◆ WHAT NEEDS TO BE DONE
Rewrite everything from the line containing "- node-t1-cws: T1-CWS: [23, 252, 241, 344]" down to the line containing "- node-ellipse-t2-cws: [370, 241, 622, 363]", swapping "Path a" for "Path A" and changing nothing else.

◆ EXERCISE INPUT

--- --- ---

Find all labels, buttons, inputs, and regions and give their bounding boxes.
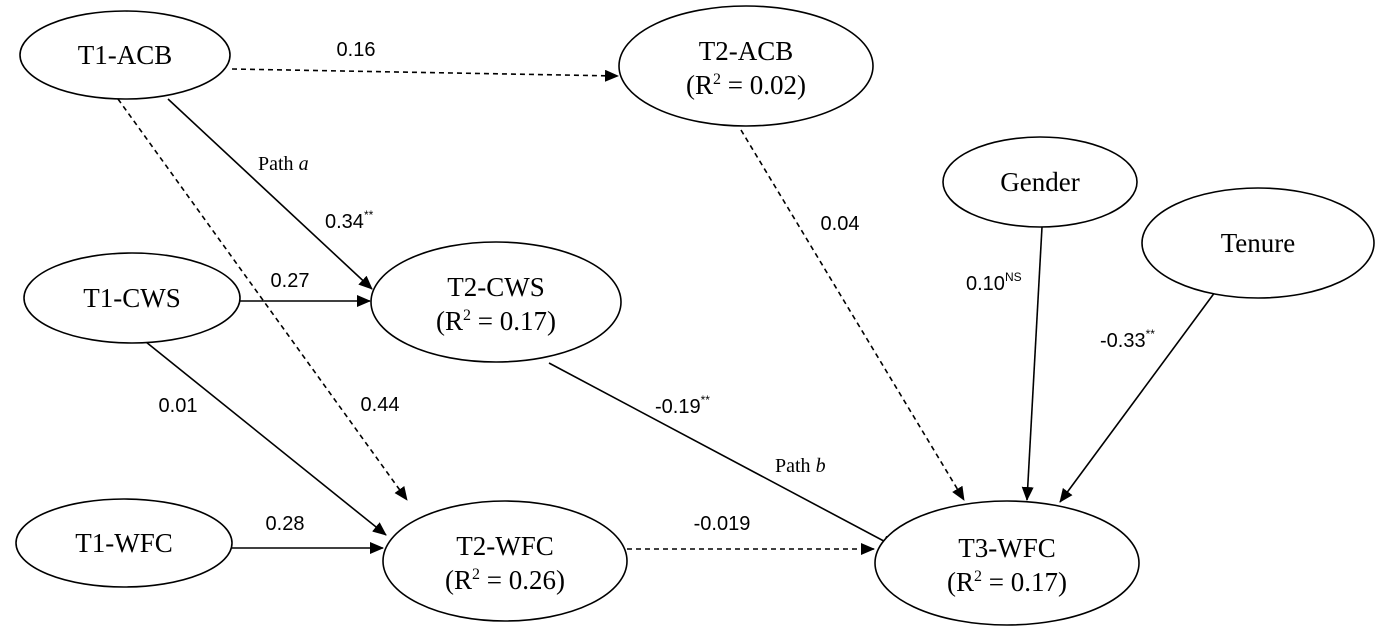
- node-t1-cws: T1-CWS: [23, 252, 241, 344]
- node-t3-wfc: T3-WFC (R2 = 0.17): [874, 500, 1140, 626]
- node-ellipse-tenure: [1141, 187, 1375, 299]
- node-ellipse-t1-cws: [23, 252, 241, 344]
- node-t2-cws: T2-CWS (R2 = 0.17): [370, 241, 622, 363]
- path-coefficient-t2wfc-t3wfc: -0.019: [694, 513, 751, 535]
- node-ellipse-t3-wfc: [874, 500, 1140, 626]
- node-t1-wfc: T1-WFC: [15, 498, 233, 588]
- path-arrow-t1acb-t2acb: [231, 68, 619, 82]
- path-coefficient-t1acb-t2wfc: 0.44: [361, 394, 400, 416]
- node-r2-t2-acb: (R2 = 0.02): [686, 70, 806, 100]
- path-arrow-tenure-t3wfc: [1059, 287, 1219, 503]
- path-coefficient-t1wfc-t2wfc: 0.28: [266, 513, 305, 535]
- node-ellipse-t1-wfc: [15, 498, 233, 588]
- node-tenure: Tenure: [1141, 187, 1375, 299]
- node-ellipse-t2-acb: [618, 5, 874, 127]
- node-title-t2-cws: T2-CWS: [447, 272, 545, 302]
- node-r2-t3-wfc: (R2 = 0.17): [947, 567, 1067, 597]
- node-t1-acb: T1-ACB: [19, 10, 231, 100]
- node-ellipse-t2-wfc: [382, 500, 628, 622]
- node-title-t2-acb: T2-ACB: [699, 36, 794, 66]
- node-title-t1-cws: T1-CWS: [83, 283, 181, 313]
- node-title-t3-wfc: T3-WFC: [958, 533, 1056, 563]
- path-arrow-t2acb-t3wfc: [740, 129, 965, 501]
- path-arrow-gender-t3wfc: [1021, 226, 1043, 501]
- node-t2-wfc: T2-WFC (R2 = 0.26): [382, 500, 628, 622]
- path-name-t1acb-t2cws: Path a: [258, 153, 309, 175]
- node-ellipse-t2-cws: [370, 241, 622, 363]
- paths-layer: [117, 68, 1219, 555]
- path-arrow-t1acb-t2cws: [167, 98, 373, 290]
- node-r2-t2-cws: (R2 = 0.17): [436, 306, 556, 336]
- path-coefficient-t1acb-t2cws: 0.34**: [325, 208, 374, 233]
- path-coefficient-t2acb-t3wfc: 0.04: [821, 213, 860, 235]
- node-title-gender: Gender: [1000, 167, 1079, 197]
- node-r2-t2-wfc: (R2 = 0.26): [445, 565, 565, 595]
- path-arrow-t1cws-t2wfc: [145, 341, 387, 536]
- path-arrow-t2cws-t3wfc: [548, 362, 896, 548]
- path-coefficient-t1cws-t2wfc: 0.01: [159, 395, 198, 417]
- labels-layer: 0.16 0.34** Path a 0.44 0.27 0.01 0.28 0.04 -0.1…: [159, 39, 1156, 535]
- path-arrow-t1acb-t2wfc: [117, 98, 408, 501]
- node-t2-acb: T2-ACB (R2 = 0.02): [618, 5, 874, 127]
- node-title-t2-wfc: T2-WFC: [456, 531, 554, 561]
- path-coefficient-tenure-t3wfc: -0.33**: [1100, 327, 1155, 352]
- node-title-t1-acb: T1-ACB: [78, 40, 173, 70]
- node-ellipse-gender: [942, 136, 1138, 228]
- node-gender: Gender: [942, 136, 1138, 228]
- nodes-layer: T1-ACB T1-CWS T1-WFC T2-ACB (R2 = 0.02) T2-CW…: [15, 5, 1375, 626]
- path-coefficient-gender-t3wfc: 0.10NS: [966, 270, 1022, 295]
- path-coefficient-t1acb-t2acb: 0.16: [337, 39, 376, 61]
- node-ellipse-t1-acb: [19, 10, 231, 100]
- node-title-tenure: Tenure: [1221, 228, 1296, 258]
- path-coefficient-t2cws-t3wfc: -0.19**: [655, 393, 710, 418]
- path-coefficient-t1cws-t2cws: 0.27: [271, 270, 310, 292]
- path-name-t2cws-t3wfc: Path b: [775, 455, 826, 477]
- node-title-t1-wfc: T1-WFC: [75, 528, 173, 558]
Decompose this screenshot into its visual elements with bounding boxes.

--- --- ---

◆ EXERCISE RESPONSE
- node-t1-cws: T1-CWS: [23, 252, 241, 344]
- node-t3-wfc: T3-WFC (R2 = 0.17): [874, 500, 1140, 626]
- node-ellipse-tenure: [1141, 187, 1375, 299]
- node-ellipse-t1-cws: [23, 252, 241, 344]
- node-t2-cws: T2-CWS (R2 = 0.17): [370, 241, 622, 363]
- path-coefficient-t2wfc-t3wfc: -0.019: [694, 513, 751, 535]
- node-ellipse-t3-wfc: [874, 500, 1140, 626]
- node-t1-wfc: T1-WFC: [15, 498, 233, 588]
- path-arrow-t1acb-t2acb: [231, 68, 619, 82]
- path-coefficient-t1acb-t2wfc: 0.44: [361, 394, 400, 416]
- node-r2-t2-acb: (R2 = 0.02): [686, 70, 806, 100]
- path-arrow-tenure-t3wfc: [1059, 287, 1219, 503]
- path-coefficient-t1wfc-t2wfc: 0.28: [266, 513, 305, 535]
- node-ellipse-t1-wfc: [15, 498, 233, 588]
- node-tenure: Tenure: [1141, 187, 1375, 299]
- node-ellipse-t2-acb: [618, 5, 874, 127]
- node-title-t2-cws: T2-CWS: [447, 272, 545, 302]
- node-r2-t3-wfc: (R2 = 0.17): [947, 567, 1067, 597]
- node-t1-acb: T1-ACB: [19, 10, 231, 100]
- node-ellipse-t2-wfc: [382, 500, 628, 622]
- node-title-t2-acb: T2-ACB: [699, 36, 794, 66]
- node-title-t1-cws: T1-CWS: [83, 283, 181, 313]
- node-title-t3-wfc: T3-WFC: [958, 533, 1056, 563]
- path-arrow-t2acb-t3wfc: [740, 129, 965, 501]
- path-arrow-gender-t3wfc: [1021, 226, 1043, 501]
- node-t2-wfc: T2-WFC (R2 = 0.26): [382, 500, 628, 622]
- path-name-t1acb-t2cws: Path A: [258, 153, 309, 175]
- node-ellipse-t2-cws: [370, 241, 622, 363]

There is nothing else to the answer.